▶ [BRIEF]: Your task is to print the material below exactly as presented.

▶ [Lines of data]:
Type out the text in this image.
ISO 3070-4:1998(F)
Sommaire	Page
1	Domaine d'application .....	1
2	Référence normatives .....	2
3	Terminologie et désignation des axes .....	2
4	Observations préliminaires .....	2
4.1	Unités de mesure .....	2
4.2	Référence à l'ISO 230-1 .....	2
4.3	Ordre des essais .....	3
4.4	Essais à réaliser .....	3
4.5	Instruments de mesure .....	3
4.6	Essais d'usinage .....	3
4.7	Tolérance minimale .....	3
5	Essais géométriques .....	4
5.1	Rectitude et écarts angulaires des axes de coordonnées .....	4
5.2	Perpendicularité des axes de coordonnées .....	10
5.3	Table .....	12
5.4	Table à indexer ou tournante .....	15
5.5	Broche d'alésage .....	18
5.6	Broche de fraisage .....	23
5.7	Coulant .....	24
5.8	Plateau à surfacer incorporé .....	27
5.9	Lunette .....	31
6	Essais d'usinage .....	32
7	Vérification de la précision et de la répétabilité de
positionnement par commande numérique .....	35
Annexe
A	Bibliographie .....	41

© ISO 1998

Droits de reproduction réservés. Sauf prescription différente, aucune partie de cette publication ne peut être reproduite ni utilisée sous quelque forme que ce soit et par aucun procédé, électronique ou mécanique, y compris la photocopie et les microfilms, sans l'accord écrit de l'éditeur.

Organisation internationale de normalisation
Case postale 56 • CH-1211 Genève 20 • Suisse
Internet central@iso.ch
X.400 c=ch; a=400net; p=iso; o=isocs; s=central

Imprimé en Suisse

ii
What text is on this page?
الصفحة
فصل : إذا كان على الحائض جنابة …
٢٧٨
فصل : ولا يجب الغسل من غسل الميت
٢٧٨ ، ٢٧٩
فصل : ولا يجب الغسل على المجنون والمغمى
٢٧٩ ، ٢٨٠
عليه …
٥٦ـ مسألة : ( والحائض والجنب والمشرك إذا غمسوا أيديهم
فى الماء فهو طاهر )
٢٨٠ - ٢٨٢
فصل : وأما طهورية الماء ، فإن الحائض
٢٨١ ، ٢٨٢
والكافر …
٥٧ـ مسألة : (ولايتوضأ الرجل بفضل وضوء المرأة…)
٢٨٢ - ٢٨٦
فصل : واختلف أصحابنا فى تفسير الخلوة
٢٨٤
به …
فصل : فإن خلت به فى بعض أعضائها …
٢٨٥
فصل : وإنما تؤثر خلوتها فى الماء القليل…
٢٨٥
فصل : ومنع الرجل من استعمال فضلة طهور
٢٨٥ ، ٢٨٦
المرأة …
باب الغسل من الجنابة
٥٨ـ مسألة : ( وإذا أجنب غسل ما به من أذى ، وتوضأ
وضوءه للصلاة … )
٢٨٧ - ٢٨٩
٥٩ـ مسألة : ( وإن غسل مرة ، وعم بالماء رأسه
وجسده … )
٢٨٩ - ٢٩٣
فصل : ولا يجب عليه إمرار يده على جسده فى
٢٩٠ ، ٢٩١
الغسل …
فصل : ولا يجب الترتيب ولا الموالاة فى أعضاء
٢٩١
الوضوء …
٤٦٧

▶ [FINISHED EXERCISE]:
Type out the text in this image.
ISO 3070-4:1998(F)
Sommaire	Page
1	Domaine d'application .....	1
2	Référence normatives .....	2
3	Terminologie et désignation des axes .....	2
4	Observations préliminaires .....	2
4.1	Unités de mesure .....	2
4.2	Référence à l'ISO 230-1 .....	2
4.3	Ordre des essais .....	3
4.4	Essais à réaliser .....	3
4.5	Instruments de mesure .....	3
4.6	Essais d'usinage .....	3
4.7	Tolérance minimale .....	3
5	Essais géométriques .....	4
5.1	Rectitude et écarts angulaires des axes de coordonnées .....	4
5.2	Perpendicularité des axes de coordonnées .....	10
5.3	Table .....	12
5.4	Table à indexer ou tournante .....	15
5.5	Broche d'alésage .....	18
5.6	Broche de fraisage .....	23
5.7	Coulant .....	24
5.8	Plateau à surfacer incorporé .....	27
5.9	Lunette .....	31
6	Essais d'usinage .....	32
7	Vérification de la précision et de la répétabilité de
positionnement par commande numérique .....	35
Annexe
A	Bibliographie .....	41

© ISO 1998

Droits de reproduction réservés. Sauf prescription différente, aucune partie de cette publication ne peut être reproduite ni utilisée sous quelque forme que ce soit et par aucun procédé, électronique ou mécanique, y compris la photocopie et les microfilms, sans l'accord écrit de l'éditeur.

Organisation internationale de normalisation
Case postale 56 • CH-1211 Genève 20 • Suisse
Internet central@iso.ch
X.400 c=ch; a=400net; p=iso; o=isocs; s=central

Imprimé en Suisse

ii
What text is on this page?
الصفحة
فصل : إذا كان على الحائض جنابة …
٢٧٨
فصل : ولا يجب الغسل من غسل الميت
٢٧٨ ، ٢٧٩
فصل : ولا يجب الغسل على المجنون والمغمى
٢٧٩ ، ٢٨٠
عليه …
٥٦ـ مسألة : ( والحائض والجنب والمشرك إذا غمسوا أيديهم
فى الماء فهو طاهر )
٢٨٠ - ٢٨٢
فصل : وأما طهورية الماء ، فإن الحائض
٢٨١ ، ٢٨٢
والكافر …
٥٧ـ مسألة : (ولايتوضأ الرجل بفضل وضوء المرأة…)
٢٨٢ - ٢٨٦
فصل : واختلف أصحابنا فى تفسير الخلوة
٢٨٤
به …
فصل : فإن خلت به فى بعض أعضائها …
٢٨٥
فصل : وإنما تؤثر خلوتها فى الماء القليل…
٢٨٥
فصل : ومنع الرجل من استعمال فضلة طهور
٢٨٥ ، ٢٨٦
المرأة …
باب الغسل من الجنابة
٥٨ـ مسألة : ( وإذا أجنب غسل ما به من أذى ، وتوضأ
وضوءه للصلاة … )
٢٨٧ - ٢٨٩
٥٩ـ مسألة : ( وإن غسل مرة ، وعم بالماء رأسه
وجسده … )
٢٨٩ - ٢٩٣
فصل : ولا يجب عليه إمرار يده على جسده فى
٢٩٠ ، ٢٩١
الغسل …
فصل : ولا يجب الترتيب ولا الموالاة فى أعضاء
٢٩١
الوضوء …
٤٦٧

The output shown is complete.